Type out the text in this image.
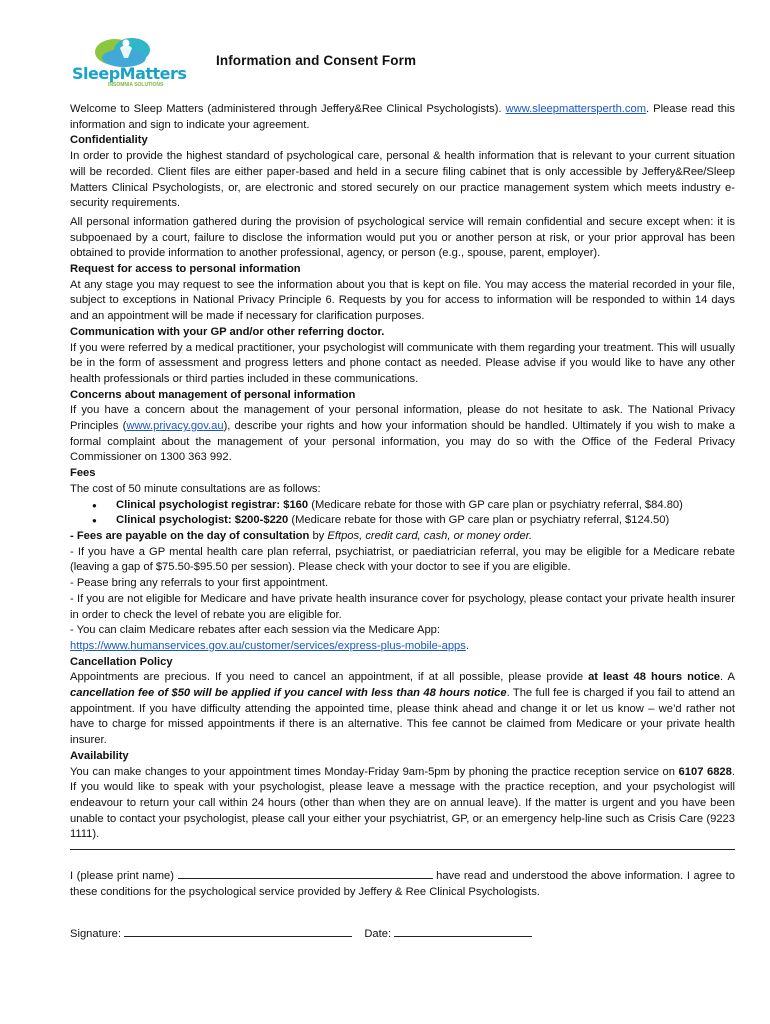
SleepMatters
INSOMNIA SOLUTIONS
Information and Consent Form

Welcome to Sleep Matters (administered through Jeffery&Ree Clinical Psychologists). www.sleepmattersperth.com. Please read this information and sign to indicate your agreement.

Confidentiality

In order to provide the highest standard of psychological care, personal & health information that is relevant to your current situation will be recorded. Client files are either paper-based and held in a secure filing cabinet that is only accessible by Jeffery&Ree/Sleep Matters Clinical Psychologists, or, are electronic and stored securely on our practice management system which meets industry e-security requirements.

All personal information gathered during the provision of psychological service will remain confidential and secure except when: it is subpoenaed by a court, failure to disclose the information would put you or another person at risk, or your prior approval has been obtained to provide information to another professional, agency, or person (e.g., spouse, parent, employer).

Request for access to personal information

At any stage you may request to see the information about you that is kept on file. You may access the material recorded in your file, subject to exceptions in National Privacy Principle 6. Requests by you for access to information will be responded to within 14 days and an appointment will be made if necessary for clarification purposes.

Communication with your GP and/or other referring doctor.

If you were referred by a medical practitioner, your psychologist will communicate with them regarding your treatment. This will usually be in the form of assessment and progress letters and phone contact as needed. Please advise if you would like to have any other health professionals or third parties included in these communications.

Concerns about management of personal information

If you have a concern about the management of your personal information, please do not hesitate to ask. The National Privacy Principles (www.privacy.gov.au), describe your rights and how your information should be handled. Ultimately if you wish to make a formal complaint about the management of your personal information, you may do so with the Office of the Federal Privacy Commissioner on 1300 363 992.

Fees

The cost of 50 minute consultations are as follows:

● Clinical psychologist registrar: $160 (Medicare rebate for those with GP care plan or psychiatry referral, $84.80)
● Clinical psychologist: $200-$220 (Medicare rebate for those with GP care plan or psychiatry referral, $124.50)

- Fees are payable on the day of consultation by Eftpos, credit card, cash, or money order.

- If you have a GP mental health care plan referral, psychiatrist, or paediatrician referral, you may be eligible for a Medicare rebate (leaving a gap of $75.50-$95.50 per session). Please check with your doctor to see if you are eligible.

- Pease bring any referrals to your first appointment.

- If you are not eligible for Medicare and have private health insurance cover for psychology, please contact your private health insurer in order to check the level of rebate you are eligible for.

- You can claim Medicare rebates after each session via the Medicare App:

https://www.humanservices.gov.au/customer/services/express-plus-mobile-apps.

Cancellation Policy

Appointments are precious. If you need to cancel an appointment, if at all possible, please provide at least 48 hours notice. A cancellation fee of $50 will be applied if you cancel with less than 48 hours notice. The full fee is charged if you fail to attend an appointment. If you have difficulty attending the appointed time, please think ahead and change it or let us know – we’d rather not have to charge for missed appointments if there is an alternative. This fee cannot be claimed from Medicare or your private health insurer.

Availability

You can make changes to your appointment times Monday-Friday 9am-5pm by phoning the practice reception service on 6107 6828. If you would like to speak with your psychologist, please leave a message with the practice reception, and your psychologist will endeavour to return your call within 24 hours (other than when they are on annual leave). If the matter is urgent and you have been unable to contact your psychologist, please call your either your psychiatrist, GP, or an emergency help-line such as Crisis Care (9223 1111).

I (please print name)	have read and understood the above information. I agree to these conditions for the psychological service provided by Jeffery & Ree Clinical Psychologists.

Signature:	Date:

--- Exercise objective ---
Keep the pictures out and write out the records exactly.

--- Answer to this problem ---
Type out the text in this image.
SleepMatters
INSOMNIA SOLUTIONS
Information and Consent Form

Welcome to Sleep Matters (administered through Jeffery&Ree Clinical Psychologists). www.sleepmattersperth.com. Please read this information and sign to indicate your agreement.

Confidentiality

In order to provide the highest standard of psychological care, personal & health information that is relevant to your current situation will be recorded. Client files are either paper-based and held in a secure filing cabinet that is only accessible by Jeffery&Ree/Sleep Matters Clinical Psychologists, or, are electronic and stored securely on our practice management system which meets industry e-security requirements.

All personal information gathered during the provision of psychological service will remain confidential and secure except when: it is subpoenaed by a court, failure to disclose the information would put you or another person at risk, or your prior approval has been obtained to provide information to another professional, agency, or person (e.g., spouse, parent, employer).

Request for access to personal information

At any stage you may request to see the information about you that is kept on file. You may access the material recorded in your file, subject to exceptions in National Privacy Principle 6. Requests by you for access to information will be responded to within 14 days and an appointment will be made if necessary for clarification purposes.

Communication with your GP and/or other referring doctor.

If you were referred by a medical practitioner, your psychologist will communicate with them regarding your treatment. This will usually be in the form of assessment and progress letters and phone contact as needed. Please advise if you would like to have any other health professionals or third parties included in these communications.

Concerns about management of personal information

If you have a concern about the management of your personal information, please do not hesitate to ask. The National Privacy Principles (www.privacy.gov.au), describe your rights and how your information should be handled. Ultimately if you wish to make a formal complaint about the management of your personal information, you may do so with the Office of the Federal Privacy Commissioner on 1300 363 992.

Fees

The cost of 50 minute consultations are as follows:

● Clinical psychologist registrar: $160 (Medicare rebate for those with GP care plan or psychiatry referral, $84.80)
● Clinical psychologist: $200-$220 (Medicare rebate for those with GP care plan or psychiatry referral, $124.50)

- Fees are payable on the day of consultation by Eftpos, credit card, cash, or money order.

- If you have a GP mental health care plan referral, psychiatrist, or paediatrician referral, you may be eligible for a Medicare rebate (leaving a gap of $75.50-$95.50 per session). Please check with your doctor to see if you are eligible.

- Pease bring any referrals to your first appointment.

- If you are not eligible for Medicare and have private health insurance cover for psychology, please contact your private health insurer in order to check the level of rebate you are eligible for.

- You can claim Medicare rebates after each session via the Medicare App:

https://www.humanservices.gov.au/customer/services/express-plus-mobile-apps.

Cancellation Policy

Appointments are precious. If you need to cancel an appointment, if at all possible, please provide at least 48 hours notice. A cancellation fee of $50 will be applied if you cancel with less than 48 hours notice. The full fee is charged if you fail to attend an appointment. If you have difficulty attending the appointed time, please think ahead and change it or let us know – we’d rather not have to charge for missed appointments if there is an alternative. This fee cannot be claimed from Medicare or your private health insurer.

Availability

You can make changes to your appointment times Monday-Friday 9am-5pm by phoning the practice reception service on 6107 6828. If you would like to speak with your psychologist, please leave a message with the practice reception, and your psychologist will endeavour to return your call within 24 hours (other than when they are on annual leave). If the matter is urgent and you have been unable to contact your psychologist, please call your either your psychiatrist, GP, or an emergency help-line such as Crisis Care (9223 1111).

I (please print name)	have read and understood the above information. I agree to these conditions for the psychological service provided by Jeffery & Ree Clinical Psychologists.

Signature:	Date:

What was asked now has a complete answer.